Collected data
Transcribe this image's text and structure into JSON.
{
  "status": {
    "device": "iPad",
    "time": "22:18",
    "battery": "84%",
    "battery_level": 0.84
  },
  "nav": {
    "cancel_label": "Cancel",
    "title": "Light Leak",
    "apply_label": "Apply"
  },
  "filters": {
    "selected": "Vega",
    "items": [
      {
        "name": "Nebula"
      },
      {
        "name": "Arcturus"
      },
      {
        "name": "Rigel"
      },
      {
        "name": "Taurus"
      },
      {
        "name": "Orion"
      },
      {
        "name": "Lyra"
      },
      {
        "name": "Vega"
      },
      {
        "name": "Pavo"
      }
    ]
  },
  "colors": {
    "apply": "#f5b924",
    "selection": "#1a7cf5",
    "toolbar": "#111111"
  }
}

● **Task description**
Nothing in the listing may be changed; retype it all exactly.

● **The completed task**
Transcribe this image's text and structure into JSON.
{
  "status": {
    "device": "iPad",
    "time": "22:18",
    "battery": "84%",
    "battery_level": 0.84
  },
  "nav": {
    "cancel_label": "Cancel",
    "title": "Light Leak",
    "apply_label": "Apply"
  },
  "filters": {
    "selected": "Vega",
    "items": [
      {
        "name": "Nebula"
      },
      {
        "name": "Arcturus"
      },
      {
        "name": "Rigel"
      },
      {
        "name": "Taurus"
      },
      {
        "name": "Orion"
      },
      {
        "name": "Lyra"
      },
      {
        "name": "Vega"
      },
      {
        "name": "Pavo"
      }
    ]
  },
  "colors": {
    "apply": "#f5b924",
    "selection": "#1a7cf5",
    "toolbar": "#111111"
  }
}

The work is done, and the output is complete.